> WHAT IS REQUIRED: Pick each line containing the word "JSON" out of the data below.

Figure content listings:

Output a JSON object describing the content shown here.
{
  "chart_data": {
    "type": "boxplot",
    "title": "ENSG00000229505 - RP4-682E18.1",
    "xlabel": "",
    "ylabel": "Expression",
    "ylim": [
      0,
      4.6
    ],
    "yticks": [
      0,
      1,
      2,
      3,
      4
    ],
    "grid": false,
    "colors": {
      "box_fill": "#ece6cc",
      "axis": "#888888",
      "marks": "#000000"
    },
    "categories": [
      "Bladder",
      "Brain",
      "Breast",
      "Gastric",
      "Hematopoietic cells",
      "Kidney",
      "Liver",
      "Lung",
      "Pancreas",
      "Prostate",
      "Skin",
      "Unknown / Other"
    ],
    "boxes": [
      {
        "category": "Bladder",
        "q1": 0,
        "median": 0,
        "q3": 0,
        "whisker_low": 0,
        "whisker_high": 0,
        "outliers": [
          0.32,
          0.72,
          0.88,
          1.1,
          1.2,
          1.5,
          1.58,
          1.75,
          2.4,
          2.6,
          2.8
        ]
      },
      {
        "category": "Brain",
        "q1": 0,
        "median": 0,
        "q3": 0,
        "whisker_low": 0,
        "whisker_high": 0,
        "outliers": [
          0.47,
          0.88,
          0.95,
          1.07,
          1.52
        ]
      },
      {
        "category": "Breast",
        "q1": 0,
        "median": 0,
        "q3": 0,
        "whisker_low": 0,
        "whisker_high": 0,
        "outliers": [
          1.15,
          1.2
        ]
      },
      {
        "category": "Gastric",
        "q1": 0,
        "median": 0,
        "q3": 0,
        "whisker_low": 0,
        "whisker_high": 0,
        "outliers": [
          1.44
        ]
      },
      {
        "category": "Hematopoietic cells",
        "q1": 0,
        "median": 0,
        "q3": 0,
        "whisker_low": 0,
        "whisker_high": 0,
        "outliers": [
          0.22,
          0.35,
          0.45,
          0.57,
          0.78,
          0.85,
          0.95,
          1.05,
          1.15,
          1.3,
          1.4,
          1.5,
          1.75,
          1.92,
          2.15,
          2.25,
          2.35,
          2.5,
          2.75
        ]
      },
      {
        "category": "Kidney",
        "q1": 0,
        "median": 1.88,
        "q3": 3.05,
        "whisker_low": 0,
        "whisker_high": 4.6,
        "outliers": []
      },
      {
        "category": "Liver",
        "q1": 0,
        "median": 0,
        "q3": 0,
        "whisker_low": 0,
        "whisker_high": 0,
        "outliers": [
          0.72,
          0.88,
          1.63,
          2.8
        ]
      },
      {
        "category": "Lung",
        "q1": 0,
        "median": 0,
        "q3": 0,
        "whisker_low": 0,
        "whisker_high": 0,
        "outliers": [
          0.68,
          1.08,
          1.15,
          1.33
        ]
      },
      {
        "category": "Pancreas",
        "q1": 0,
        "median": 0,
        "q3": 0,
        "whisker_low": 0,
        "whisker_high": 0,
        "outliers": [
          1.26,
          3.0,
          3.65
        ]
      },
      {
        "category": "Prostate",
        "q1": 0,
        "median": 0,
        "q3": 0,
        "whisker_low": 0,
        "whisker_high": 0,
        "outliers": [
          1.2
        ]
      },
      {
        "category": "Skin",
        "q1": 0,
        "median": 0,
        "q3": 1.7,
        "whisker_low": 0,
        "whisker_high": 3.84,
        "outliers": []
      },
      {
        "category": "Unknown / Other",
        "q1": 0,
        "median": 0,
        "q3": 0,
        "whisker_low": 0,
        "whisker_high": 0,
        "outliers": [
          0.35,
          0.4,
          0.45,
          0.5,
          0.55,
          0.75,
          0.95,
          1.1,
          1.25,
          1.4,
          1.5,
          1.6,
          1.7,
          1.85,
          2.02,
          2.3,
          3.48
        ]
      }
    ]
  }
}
---
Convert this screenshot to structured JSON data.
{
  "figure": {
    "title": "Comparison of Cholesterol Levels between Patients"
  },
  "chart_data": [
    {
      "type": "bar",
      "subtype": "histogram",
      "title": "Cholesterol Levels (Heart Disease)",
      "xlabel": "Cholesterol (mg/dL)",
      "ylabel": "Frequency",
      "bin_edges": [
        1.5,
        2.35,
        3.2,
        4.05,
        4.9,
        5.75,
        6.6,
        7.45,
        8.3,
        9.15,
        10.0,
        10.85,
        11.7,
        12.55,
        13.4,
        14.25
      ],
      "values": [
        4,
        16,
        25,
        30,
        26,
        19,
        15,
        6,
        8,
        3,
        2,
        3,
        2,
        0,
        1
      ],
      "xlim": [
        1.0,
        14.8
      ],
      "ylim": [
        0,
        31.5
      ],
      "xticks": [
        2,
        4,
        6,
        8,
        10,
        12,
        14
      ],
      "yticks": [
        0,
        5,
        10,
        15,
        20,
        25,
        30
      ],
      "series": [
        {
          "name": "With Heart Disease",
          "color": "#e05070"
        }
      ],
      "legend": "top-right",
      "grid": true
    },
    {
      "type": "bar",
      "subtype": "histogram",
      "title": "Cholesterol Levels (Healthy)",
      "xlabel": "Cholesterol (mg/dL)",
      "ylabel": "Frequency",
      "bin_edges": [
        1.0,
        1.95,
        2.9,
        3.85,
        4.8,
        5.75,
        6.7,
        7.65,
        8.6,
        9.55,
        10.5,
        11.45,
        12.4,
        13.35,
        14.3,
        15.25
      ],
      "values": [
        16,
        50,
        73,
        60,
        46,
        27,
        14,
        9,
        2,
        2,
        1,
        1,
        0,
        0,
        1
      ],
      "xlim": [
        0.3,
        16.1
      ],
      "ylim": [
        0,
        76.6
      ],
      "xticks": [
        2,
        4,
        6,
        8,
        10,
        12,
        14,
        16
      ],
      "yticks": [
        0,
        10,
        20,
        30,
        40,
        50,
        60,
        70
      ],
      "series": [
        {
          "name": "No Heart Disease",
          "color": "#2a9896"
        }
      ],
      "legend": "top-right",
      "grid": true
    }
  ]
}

> EXPECTED OUTPUT:
Output a JSON object describing the content shown here.
Convert this screenshot to structured JSON data.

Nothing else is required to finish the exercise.